[Stored items from a collection]
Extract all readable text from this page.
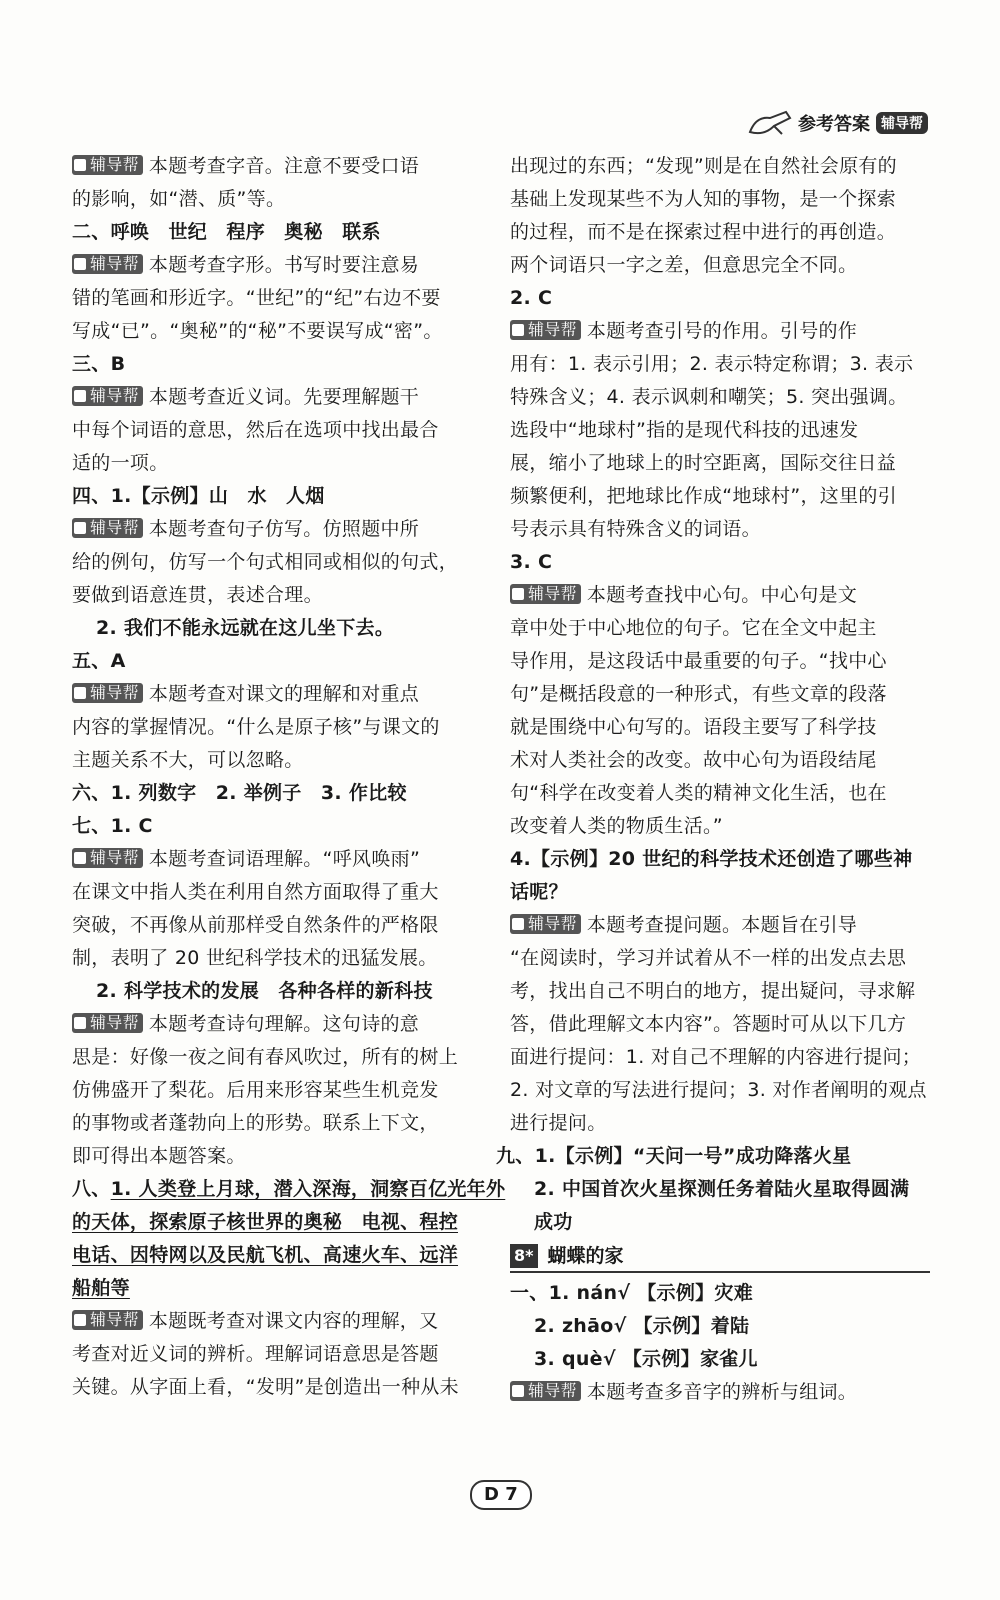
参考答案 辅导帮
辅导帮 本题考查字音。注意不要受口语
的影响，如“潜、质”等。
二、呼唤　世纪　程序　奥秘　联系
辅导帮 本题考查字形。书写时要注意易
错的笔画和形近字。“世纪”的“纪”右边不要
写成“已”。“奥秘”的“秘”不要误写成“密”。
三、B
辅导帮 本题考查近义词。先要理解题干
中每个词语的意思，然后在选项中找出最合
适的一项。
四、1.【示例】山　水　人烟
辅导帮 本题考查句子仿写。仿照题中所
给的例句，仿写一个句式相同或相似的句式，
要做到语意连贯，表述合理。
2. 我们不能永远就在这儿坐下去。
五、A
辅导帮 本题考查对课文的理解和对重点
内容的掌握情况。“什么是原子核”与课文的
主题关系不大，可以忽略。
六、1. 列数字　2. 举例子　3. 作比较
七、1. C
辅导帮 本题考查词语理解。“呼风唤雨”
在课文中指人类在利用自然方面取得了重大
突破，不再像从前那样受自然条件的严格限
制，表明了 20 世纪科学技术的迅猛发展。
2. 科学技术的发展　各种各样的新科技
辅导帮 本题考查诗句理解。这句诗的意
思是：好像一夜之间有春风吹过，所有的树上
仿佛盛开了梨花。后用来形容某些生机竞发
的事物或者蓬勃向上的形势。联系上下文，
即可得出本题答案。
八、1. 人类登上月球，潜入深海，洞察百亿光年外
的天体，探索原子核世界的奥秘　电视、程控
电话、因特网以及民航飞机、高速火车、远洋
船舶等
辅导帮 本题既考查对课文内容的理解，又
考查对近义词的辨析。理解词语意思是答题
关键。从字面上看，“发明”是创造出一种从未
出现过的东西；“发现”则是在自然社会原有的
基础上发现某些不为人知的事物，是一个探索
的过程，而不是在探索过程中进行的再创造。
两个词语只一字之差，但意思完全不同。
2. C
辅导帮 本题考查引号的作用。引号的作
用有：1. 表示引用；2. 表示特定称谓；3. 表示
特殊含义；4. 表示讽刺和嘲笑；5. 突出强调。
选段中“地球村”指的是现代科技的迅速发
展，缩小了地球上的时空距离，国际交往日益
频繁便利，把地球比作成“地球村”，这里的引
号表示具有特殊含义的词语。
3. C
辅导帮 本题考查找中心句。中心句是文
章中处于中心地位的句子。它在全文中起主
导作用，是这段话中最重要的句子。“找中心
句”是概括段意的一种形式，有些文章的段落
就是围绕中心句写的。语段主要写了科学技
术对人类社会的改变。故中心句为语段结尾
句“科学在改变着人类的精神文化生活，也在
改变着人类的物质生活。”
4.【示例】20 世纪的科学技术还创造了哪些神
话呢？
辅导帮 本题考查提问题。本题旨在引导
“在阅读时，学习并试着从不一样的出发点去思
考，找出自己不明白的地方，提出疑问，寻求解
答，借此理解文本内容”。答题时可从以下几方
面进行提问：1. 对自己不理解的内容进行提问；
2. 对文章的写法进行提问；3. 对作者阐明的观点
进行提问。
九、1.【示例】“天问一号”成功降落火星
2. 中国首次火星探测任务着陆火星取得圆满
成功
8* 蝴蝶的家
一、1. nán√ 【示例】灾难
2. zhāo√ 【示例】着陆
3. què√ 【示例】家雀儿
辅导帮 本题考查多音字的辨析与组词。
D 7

• _Work to be completed_
Set the pictures aside and transcribe the data above exactly.

• _Right answer_
Extract all readable text from this page.
参考答案 辅导帮
辅导帮 本题考查字音。注意不要受口语
的影响，如“潜、质”等。
二、呼唤　世纪　程序　奥秘　联系
辅导帮 本题考查字形。书写时要注意易
错的笔画和形近字。“世纪”的“纪”右边不要
写成“已”。“奥秘”的“秘”不要误写成“密”。
三、B
辅导帮 本题考查近义词。先要理解题干
中每个词语的意思，然后在选项中找出最合
适的一项。
四、1.【示例】山　水　人烟
辅导帮 本题考查句子仿写。仿照题中所
给的例句，仿写一个句式相同或相似的句式，
要做到语意连贯，表述合理。
2. 我们不能永远就在这儿坐下去。
五、A
辅导帮 本题考查对课文的理解和对重点
内容的掌握情况。“什么是原子核”与课文的
主题关系不大，可以忽略。
六、1. 列数字　2. 举例子　3. 作比较
七、1. C
辅导帮 本题考查词语理解。“呼风唤雨”
在课文中指人类在利用自然方面取得了重大
突破，不再像从前那样受自然条件的严格限
制，表明了 20 世纪科学技术的迅猛发展。
2. 科学技术的发展　各种各样的新科技
辅导帮 本题考查诗句理解。这句诗的意
思是：好像一夜之间有春风吹过，所有的树上
仿佛盛开了梨花。后用来形容某些生机竞发
的事物或者蓬勃向上的形势。联系上下文，
即可得出本题答案。
八、1. 人类登上月球，潜入深海，洞察百亿光年外
的天体，探索原子核世界的奥秘　电视、程控
电话、因特网以及民航飞机、高速火车、远洋
船舶等
辅导帮 本题既考查对课文内容的理解，又
考查对近义词的辨析。理解词语意思是答题
关键。从字面上看，“发明”是创造出一种从未
出现过的东西；“发现”则是在自然社会原有的
基础上发现某些不为人知的事物，是一个探索
的过程，而不是在探索过程中进行的再创造。
两个词语只一字之差，但意思完全不同。
2. C
辅导帮 本题考查引号的作用。引号的作
用有：1. 表示引用；2. 表示特定称谓；3. 表示
特殊含义；4. 表示讽刺和嘲笑；5. 突出强调。
选段中“地球村”指的是现代科技的迅速发
展，缩小了地球上的时空距离，国际交往日益
频繁便利，把地球比作成“地球村”，这里的引
号表示具有特殊含义的词语。
3. C
辅导帮 本题考查找中心句。中心句是文
章中处于中心地位的句子。它在全文中起主
导作用，是这段话中最重要的句子。“找中心
句”是概括段意的一种形式，有些文章的段落
就是围绕中心句写的。语段主要写了科学技
术对人类社会的改变。故中心句为语段结尾
句“科学在改变着人类的精神文化生活，也在
改变着人类的物质生活。”
4.【示例】20 世纪的科学技术还创造了哪些神
话呢？
辅导帮 本题考查提问题。本题旨在引导
“在阅读时，学习并试着从不一样的出发点去思
考，找出自己不明白的地方，提出疑问，寻求解
答，借此理解文本内容”。答题时可从以下几方
面进行提问：1. 对自己不理解的内容进行提问；
2. 对文章的写法进行提问；3. 对作者阐明的观点
进行提问。
九、1.【示例】“天问一号”成功降落火星
2. 中国首次火星探测任务着陆火星取得圆满
成功
8* 蝴蝶的家
一、1. nán√ 【示例】灾难
2. zhāo√ 【示例】着陆
3. què√ 【示例】家雀儿
辅导帮 本题考查多音字的辨析与组词。
D 7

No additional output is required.